>> Start DATA

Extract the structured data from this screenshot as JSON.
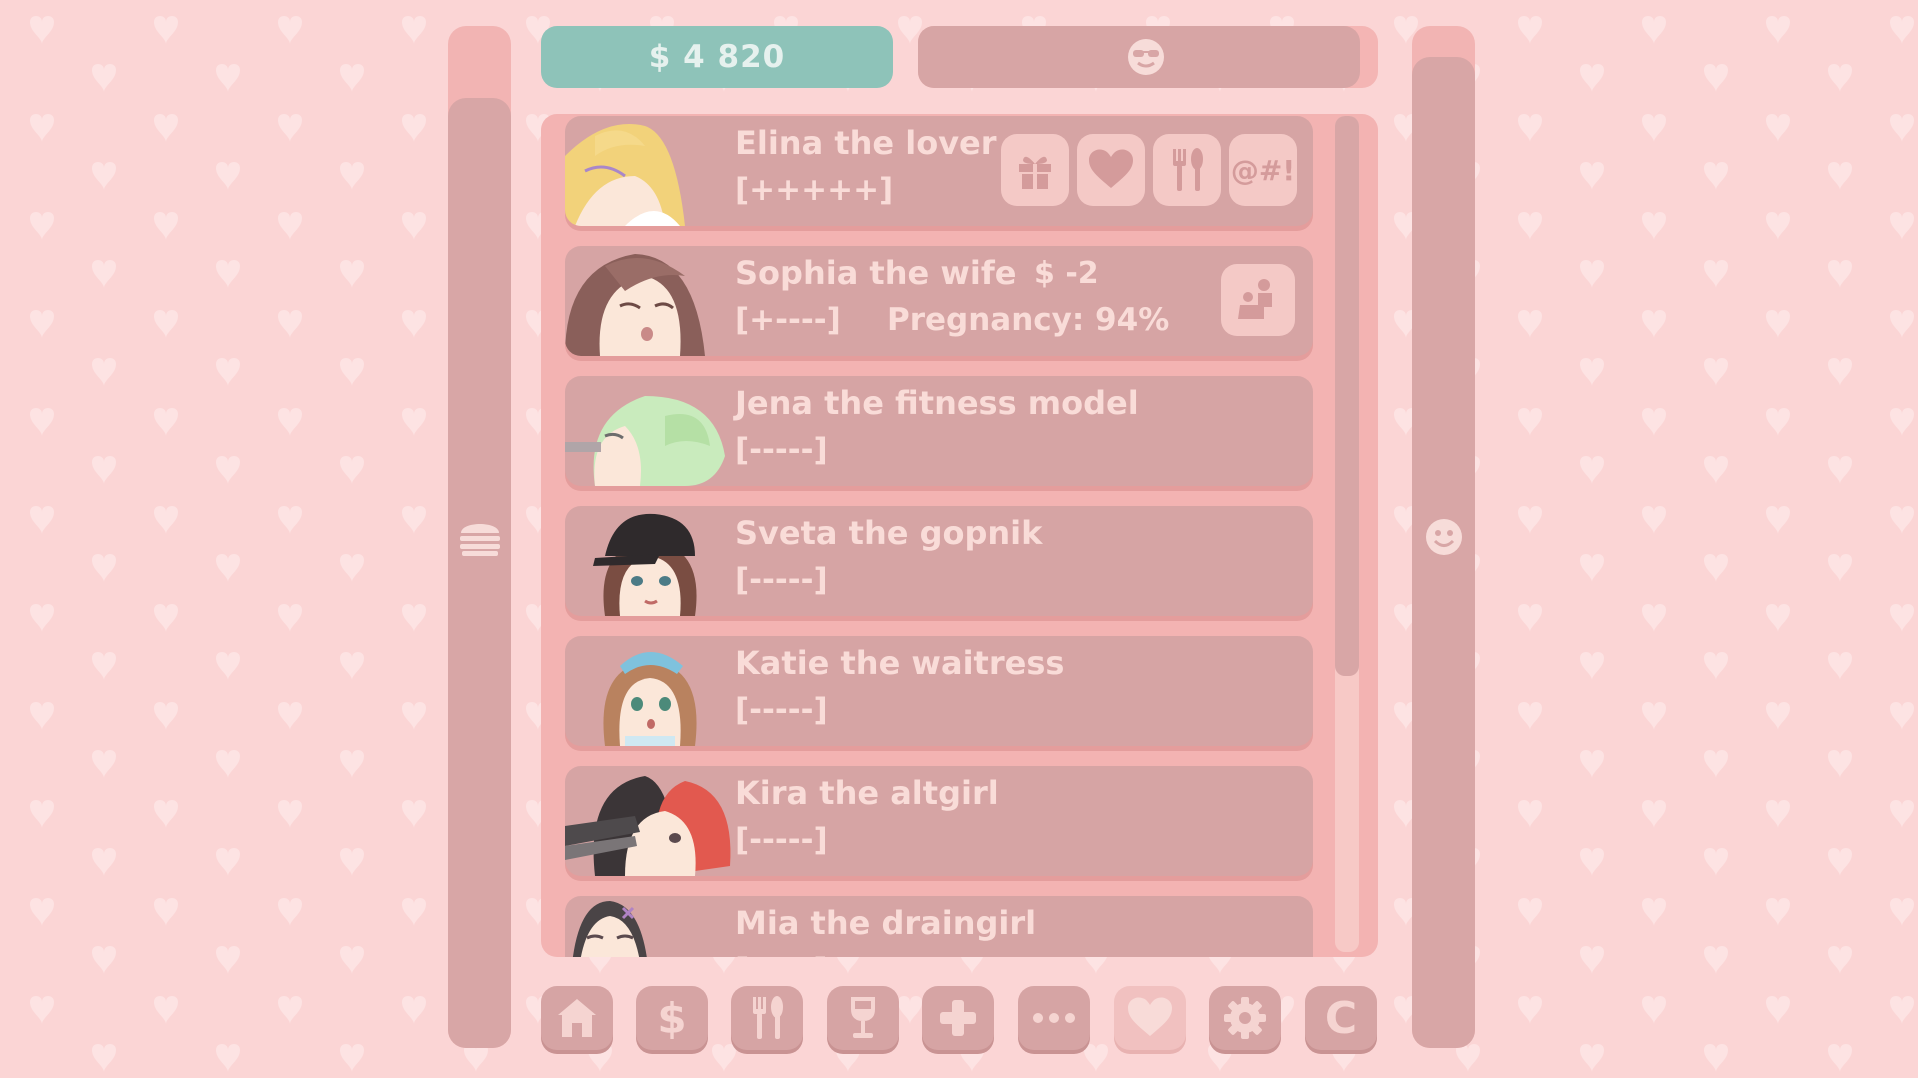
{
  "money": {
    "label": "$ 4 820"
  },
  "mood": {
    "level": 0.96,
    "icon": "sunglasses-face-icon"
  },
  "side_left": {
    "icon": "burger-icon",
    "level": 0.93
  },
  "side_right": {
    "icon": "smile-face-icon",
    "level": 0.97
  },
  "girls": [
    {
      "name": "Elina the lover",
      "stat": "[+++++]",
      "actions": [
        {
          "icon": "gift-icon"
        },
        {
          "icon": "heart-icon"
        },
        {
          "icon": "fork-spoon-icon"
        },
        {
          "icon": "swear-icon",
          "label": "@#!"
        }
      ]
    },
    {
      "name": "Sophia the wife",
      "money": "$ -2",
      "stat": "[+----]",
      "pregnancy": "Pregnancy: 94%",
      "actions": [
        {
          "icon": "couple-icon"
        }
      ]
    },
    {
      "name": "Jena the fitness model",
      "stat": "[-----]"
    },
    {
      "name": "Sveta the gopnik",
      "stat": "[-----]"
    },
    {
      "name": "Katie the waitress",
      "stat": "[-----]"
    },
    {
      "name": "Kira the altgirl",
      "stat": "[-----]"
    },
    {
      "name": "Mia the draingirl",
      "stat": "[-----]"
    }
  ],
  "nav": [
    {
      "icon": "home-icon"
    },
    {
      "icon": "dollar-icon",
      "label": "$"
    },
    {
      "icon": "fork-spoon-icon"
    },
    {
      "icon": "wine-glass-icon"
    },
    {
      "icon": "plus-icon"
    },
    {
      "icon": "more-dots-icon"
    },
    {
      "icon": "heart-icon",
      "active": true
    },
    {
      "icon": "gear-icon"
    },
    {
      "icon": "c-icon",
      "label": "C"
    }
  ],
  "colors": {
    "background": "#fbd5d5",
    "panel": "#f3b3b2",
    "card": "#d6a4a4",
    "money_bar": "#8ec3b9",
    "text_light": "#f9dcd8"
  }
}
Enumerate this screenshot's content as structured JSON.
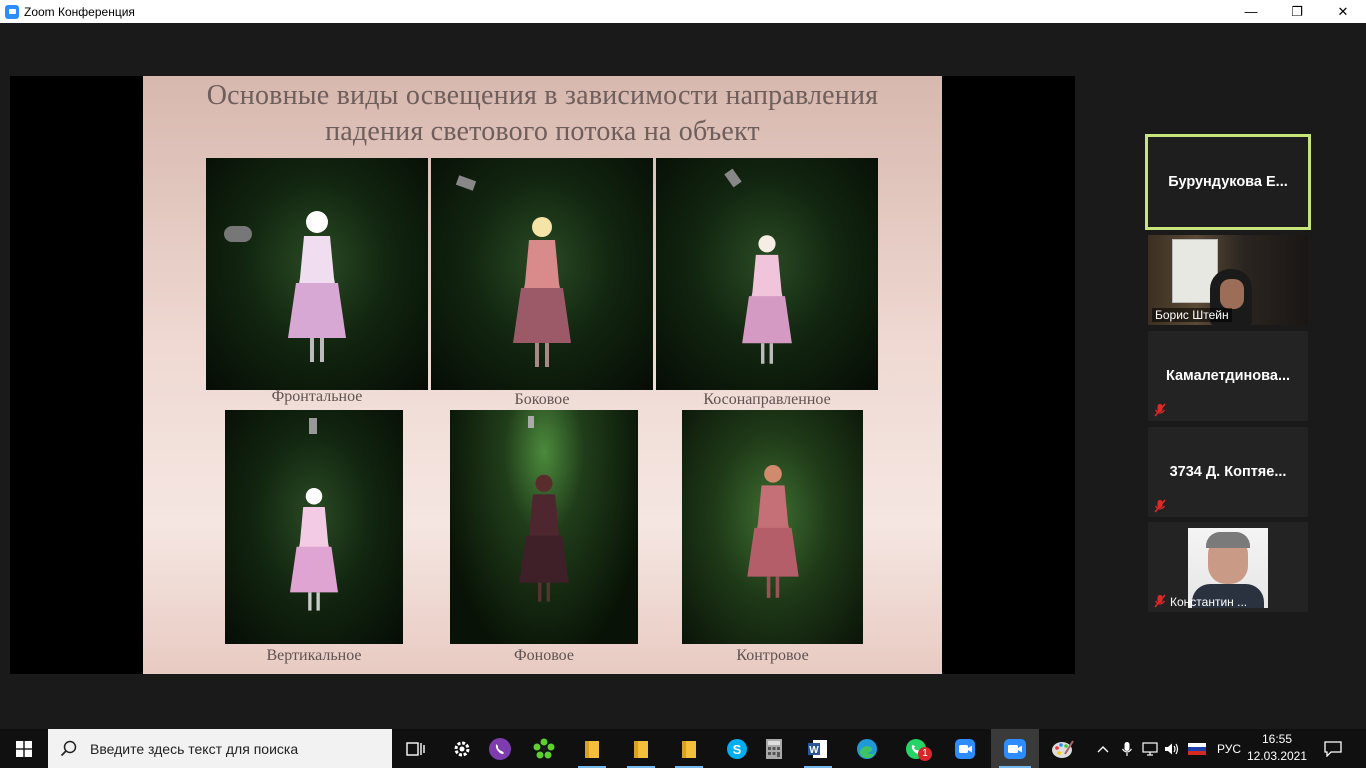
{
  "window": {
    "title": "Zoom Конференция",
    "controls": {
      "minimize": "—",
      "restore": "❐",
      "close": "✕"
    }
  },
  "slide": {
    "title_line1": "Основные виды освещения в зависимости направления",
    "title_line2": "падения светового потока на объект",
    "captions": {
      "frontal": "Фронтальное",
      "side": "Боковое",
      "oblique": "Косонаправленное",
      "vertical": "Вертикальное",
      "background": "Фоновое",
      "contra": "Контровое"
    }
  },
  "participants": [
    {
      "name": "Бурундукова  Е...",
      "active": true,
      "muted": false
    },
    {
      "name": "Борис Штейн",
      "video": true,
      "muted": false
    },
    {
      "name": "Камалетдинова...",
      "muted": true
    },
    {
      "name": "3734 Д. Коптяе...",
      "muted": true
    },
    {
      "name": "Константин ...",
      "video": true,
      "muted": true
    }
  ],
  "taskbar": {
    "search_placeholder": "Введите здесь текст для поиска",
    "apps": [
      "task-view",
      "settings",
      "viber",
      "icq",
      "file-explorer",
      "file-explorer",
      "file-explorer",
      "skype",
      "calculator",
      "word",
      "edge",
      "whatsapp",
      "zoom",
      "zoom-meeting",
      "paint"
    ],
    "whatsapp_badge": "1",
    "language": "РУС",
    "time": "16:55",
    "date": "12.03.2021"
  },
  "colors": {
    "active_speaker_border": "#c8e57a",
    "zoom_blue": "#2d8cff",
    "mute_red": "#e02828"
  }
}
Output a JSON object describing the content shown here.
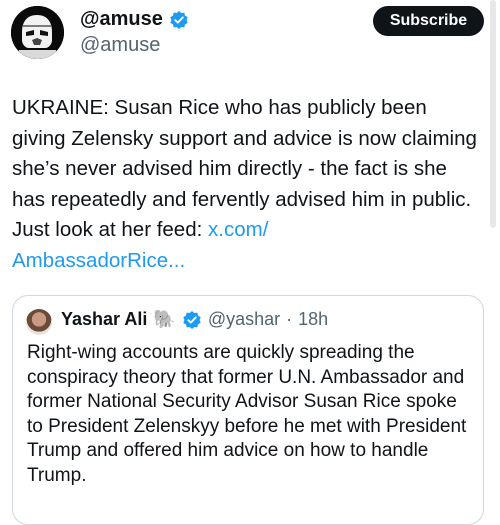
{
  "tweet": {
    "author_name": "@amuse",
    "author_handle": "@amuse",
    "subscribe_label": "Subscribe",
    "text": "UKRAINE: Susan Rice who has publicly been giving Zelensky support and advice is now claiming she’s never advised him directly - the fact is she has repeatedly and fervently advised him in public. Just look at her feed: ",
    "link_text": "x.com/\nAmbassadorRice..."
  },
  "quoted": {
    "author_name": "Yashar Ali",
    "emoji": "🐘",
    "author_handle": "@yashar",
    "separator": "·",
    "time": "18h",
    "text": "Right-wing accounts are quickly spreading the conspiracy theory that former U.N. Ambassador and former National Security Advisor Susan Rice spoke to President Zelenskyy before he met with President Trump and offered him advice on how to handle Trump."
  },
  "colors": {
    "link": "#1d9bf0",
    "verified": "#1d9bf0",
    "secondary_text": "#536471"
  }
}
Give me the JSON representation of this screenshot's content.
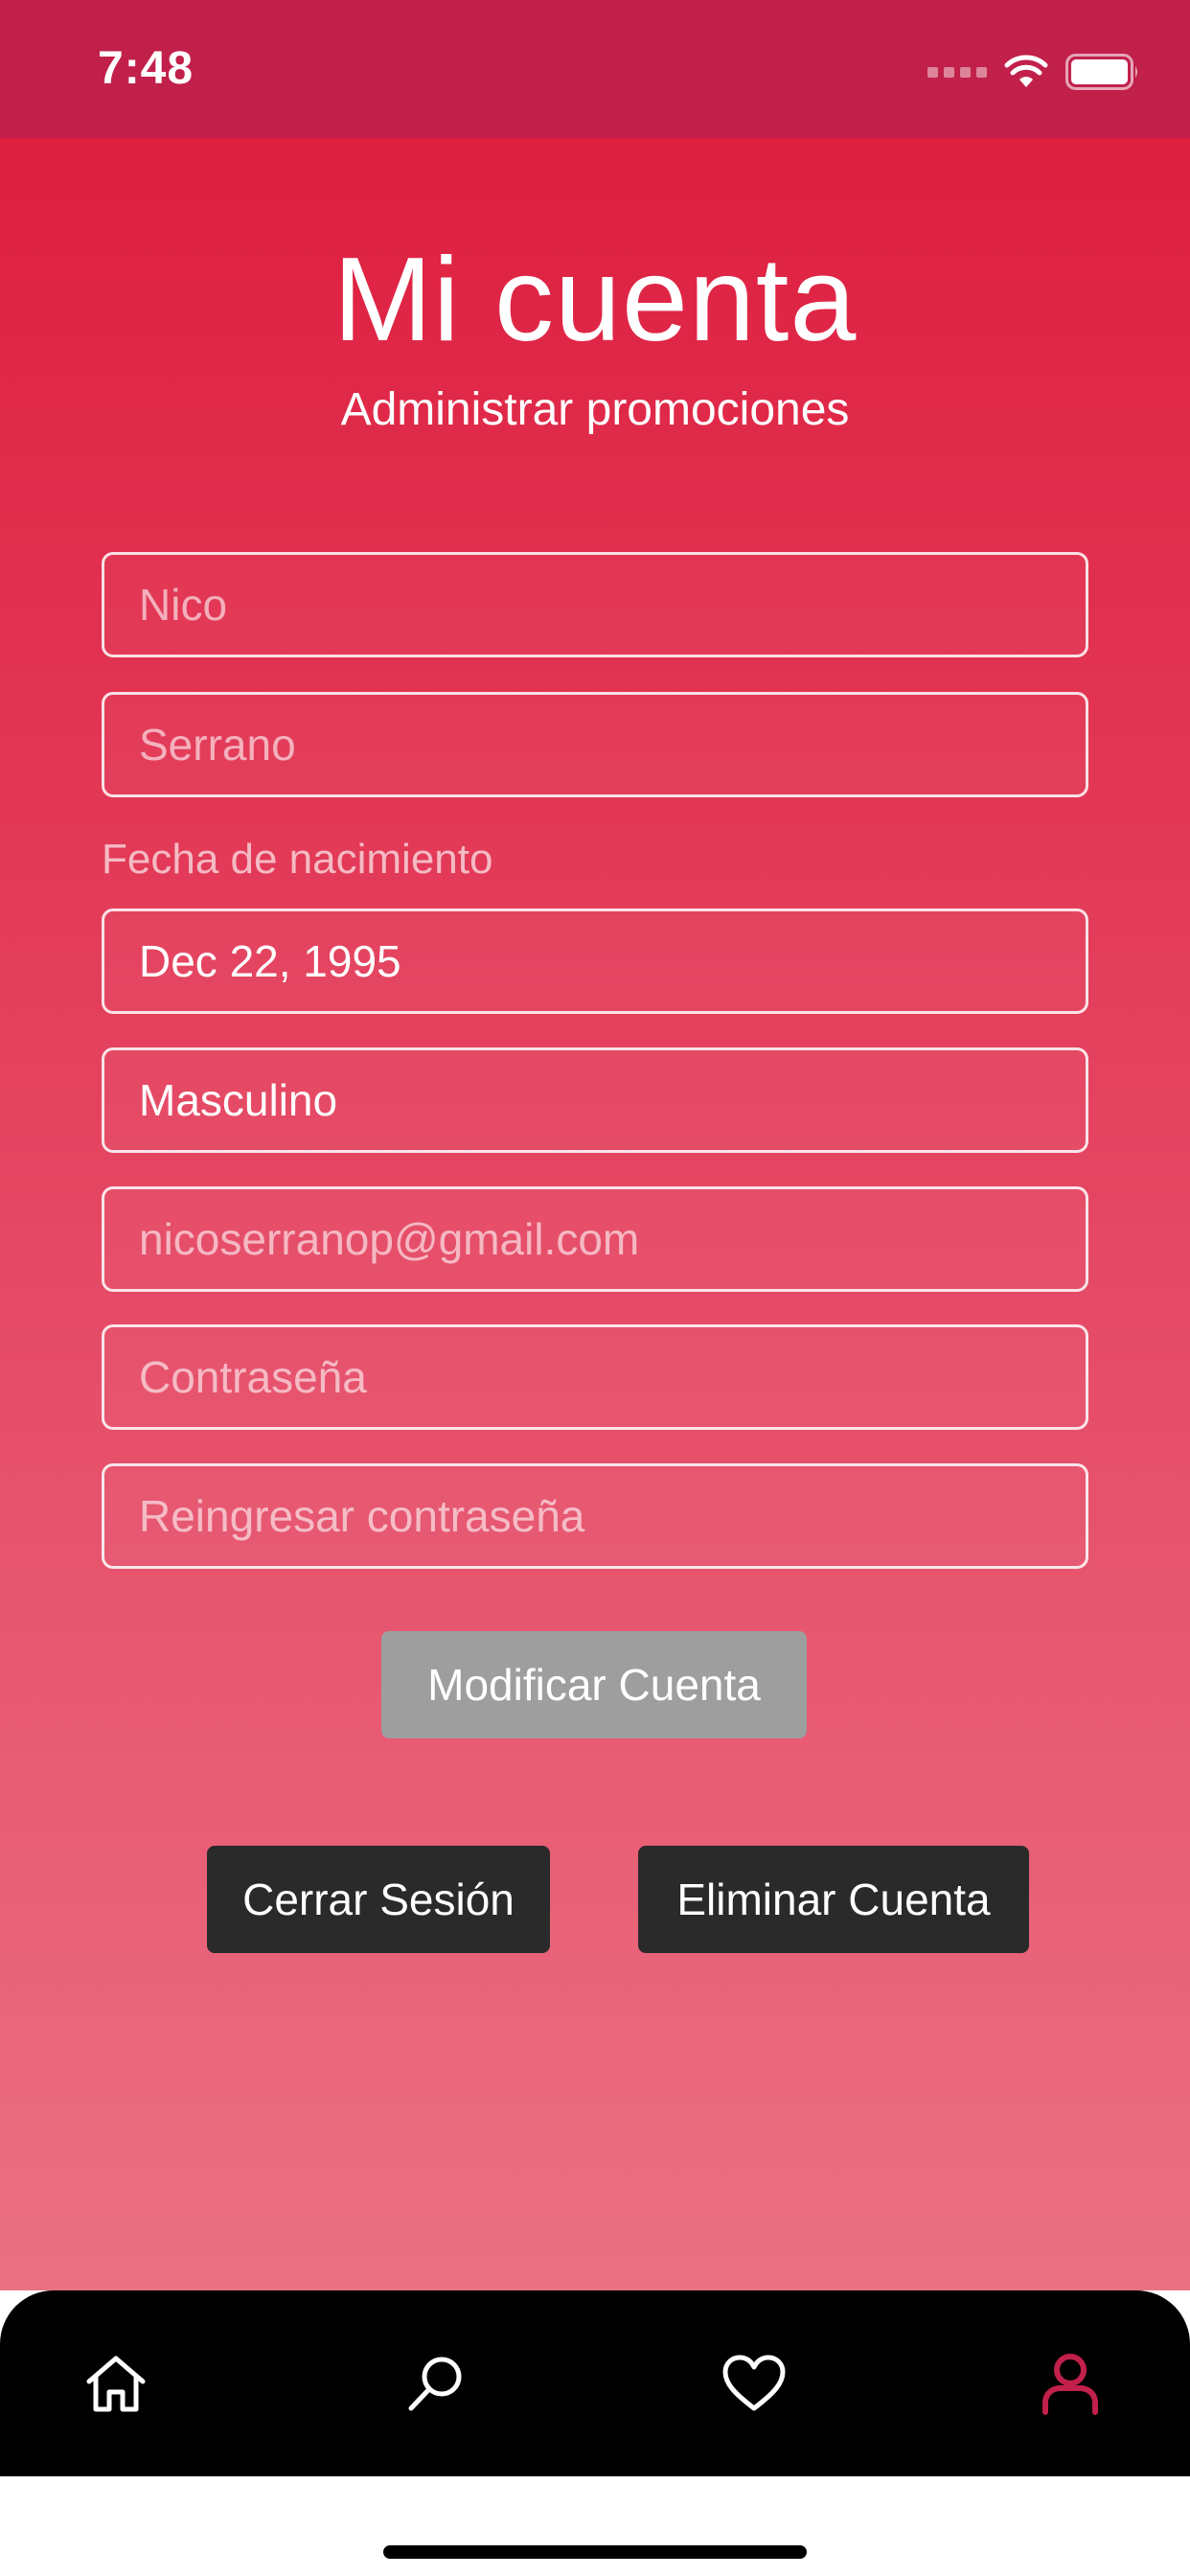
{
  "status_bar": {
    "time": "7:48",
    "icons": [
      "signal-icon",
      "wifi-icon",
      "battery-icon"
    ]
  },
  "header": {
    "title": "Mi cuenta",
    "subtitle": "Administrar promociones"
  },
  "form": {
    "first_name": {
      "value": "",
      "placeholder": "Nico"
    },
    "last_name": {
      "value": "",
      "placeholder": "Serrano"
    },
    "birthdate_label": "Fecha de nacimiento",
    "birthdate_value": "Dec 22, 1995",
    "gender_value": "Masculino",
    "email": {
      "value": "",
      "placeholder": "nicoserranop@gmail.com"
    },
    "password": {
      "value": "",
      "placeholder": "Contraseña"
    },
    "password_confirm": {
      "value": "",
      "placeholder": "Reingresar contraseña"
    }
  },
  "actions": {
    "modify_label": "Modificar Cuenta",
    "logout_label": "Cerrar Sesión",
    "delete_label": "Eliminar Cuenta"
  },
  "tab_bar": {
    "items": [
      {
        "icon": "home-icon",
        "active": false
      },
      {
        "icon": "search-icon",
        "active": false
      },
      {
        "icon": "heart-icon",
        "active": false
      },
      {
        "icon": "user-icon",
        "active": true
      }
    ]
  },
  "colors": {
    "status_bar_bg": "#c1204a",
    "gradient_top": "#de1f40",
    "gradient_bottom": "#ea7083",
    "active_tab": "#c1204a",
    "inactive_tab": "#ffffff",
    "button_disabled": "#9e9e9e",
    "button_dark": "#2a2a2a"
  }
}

>> End DATA

__TO BE DONE__. Copy out the listing exactly as it stands, but not the pictures.

__FINISHED EXERCISE__.
Extract the structured data from this screenshot as JSON.
{
  "money": {
    "label": "$ 4 820"
  },
  "mood": {
    "level": 0.96,
    "icon": "sunglasses-face-icon"
  },
  "side_left": {
    "icon": "burger-icon",
    "level": 0.93
  },
  "side_right": {
    "icon": "smile-face-icon",
    "level": 0.97
  },
  "girls": [
    {
      "name": "Elina the lover",
      "stat": "[+++++]",
      "actions": [
        {
          "icon": "gift-icon"
        },
        {
          "icon": "heart-icon"
        },
        {
          "icon": "fork-spoon-icon"
        },
        {
          "icon": "swear-icon",
          "label": "@#!"
        }
      ]
    },
    {
      "name": "Sophia the wife",
      "money": "$ -2",
      "stat": "[+----]",
      "pregnancy": "Pregnancy: 94%",
      "actions": [
        {
          "icon": "couple-icon"
        }
      ]
    },
    {
      "name": "Jena the fitness model",
      "stat": "[-----]"
    },
    {
      "name": "Sveta the gopnik",
      "stat": "[-----]"
    },
    {
      "name": "Katie the waitress",
      "stat": "[-----]"
    },
    {
      "name": "Kira the altgirl",
      "stat": "[-----]"
    },
    {
      "name": "Mia the draingirl",
      "stat": "[-----]"
    }
  ],
  "nav": [
    {
      "icon": "home-icon"
    },
    {
      "icon": "dollar-icon",
      "label": "$"
    },
    {
      "icon": "fork-spoon-icon"
    },
    {
      "icon": "wine-glass-icon"
    },
    {
      "icon": "plus-icon"
    },
    {
      "icon": "more-dots-icon"
    },
    {
      "icon": "heart-icon",
      "active": true
    },
    {
      "icon": "gear-icon"
    },
    {
      "icon": "c-icon",
      "label": "C"
    }
  ],
  "colors": {
    "background": "#fbd5d5",
    "panel": "#f3b3b2",
    "card": "#d6a4a4",
    "money_bar": "#8ec3b9",
    "text_light": "#f9dcd8"
  }
}
Enumerate this screenshot's content as structured JSON.
{
  "window": {
    "title": "Zoom Конференция",
    "controls": {
      "minimize": "—",
      "restore": "❐",
      "close": "✕"
    }
  },
  "slide": {
    "title_line1": "Основные виды освещения в зависимости направления",
    "title_line2": "падения светового потока на объект",
    "captions": {
      "frontal": "Фронтальное",
      "side": "Боковое",
      "oblique": "Косонаправленное",
      "vertical": "Вертикальное",
      "background": "Фоновое",
      "contra": "Контровое"
    }
  },
  "participants": [
    {
      "name": "Бурундукова  Е...",
      "active": true,
      "muted": false
    },
    {
      "name": "Борис Штейн",
      "video": true,
      "muted": false
    },
    {
      "name": "Камалетдинова...",
      "muted": true
    },
    {
      "name": "3734 Д. Коптяе...",
      "muted": true
    },
    {
      "name": "Константин ...",
      "video": true,
      "muted": true
    }
  ],
  "taskbar": {
    "search_placeholder": "Введите здесь текст для поиска",
    "apps": [
      "task-view",
      "settings",
      "viber",
      "icq",
      "file-explorer",
      "file-explorer",
      "file-explorer",
      "skype",
      "calculator",
      "word",
      "edge",
      "whatsapp",
      "zoom",
      "zoom-meeting",
      "paint"
    ],
    "whatsapp_badge": "1",
    "language": "РУС",
    "time": "16:55",
    "date": "12.03.2021"
  },
  "colors": {
    "active_speaker_border": "#c8e57a",
    "zoom_blue": "#2d8cff",
    "mute_red": "#e02828"
  }
}
Output a JSON object describing the content shown here.
{
  "tweet": {
    "author_name": "@amuse",
    "author_handle": "@amuse",
    "subscribe_label": "Subscribe",
    "text": "UKRAINE: Susan Rice who has publicly been giving Zelensky support and advice is now claiming she’s never advised him directly - the fact is she has repeatedly and fervently advised him in public. Just look at her feed: ",
    "link_text": "x.com/\nAmbassadorRice..."
  },
  "quoted": {
    "author_name": "Yashar Ali",
    "emoji": "🐘",
    "author_handle": "@yashar",
    "separator": "·",
    "time": "18h",
    "text": "Right-wing accounts are quickly spreading the conspiracy theory that former U.N. Ambassador and former National Security Advisor Susan Rice spoke to President Zelenskyy before he met with President Trump and offered him advice on how to handle Trump."
  },
  "colors": {
    "link": "#1d9bf0",
    "verified": "#1d9bf0",
    "secondary_text": "#536471"
  }
}
Give me the JSON representation of this screenshot's content.
{
  "status_bar": {
    "time": "7:48",
    "icons": [
      "signal-icon",
      "wifi-icon",
      "battery-icon"
    ]
  },
  "header": {
    "title": "Mi cuenta",
    "subtitle": "Administrar promociones"
  },
  "form": {
    "first_name": {
      "value": "",
      "placeholder": "Nico"
    },
    "last_name": {
      "value": "",
      "placeholder": "Serrano"
    },
    "birthdate_label": "Fecha de nacimiento",
    "birthdate_value": "Dec 22, 1995",
    "gender_value": "Masculino",
    "email": {
      "value": "",
      "placeholder": "nicoserranop@gmail.com"
    },
    "password": {
      "value": "",
      "placeholder": "Contraseña"
    },
    "password_confirm": {
      "value": "",
      "placeholder": "Reingresar contraseña"
    }
  },
  "actions": {
    "modify_label": "Modificar Cuenta",
    "logout_label": "Cerrar Sesión",
    "delete_label": "Eliminar Cuenta"
  },
  "tab_bar": {
    "items": [
      {
        "icon": "home-icon",
        "active": false
      },
      {
        "icon": "search-icon",
        "active": false
      },
      {
        "icon": "heart-icon",
        "active": false
      },
      {
        "icon": "user-icon",
        "active": true
      }
    ]
  },
  "colors": {
    "status_bar_bg": "#c1204a",
    "gradient_top": "#de1f40",
    "gradient_bottom": "#ea7083",
    "active_tab": "#c1204a",
    "inactive_tab": "#ffffff",
    "button_disabled": "#9e9e9e",
    "button_dark": "#2a2a2a"
  }
}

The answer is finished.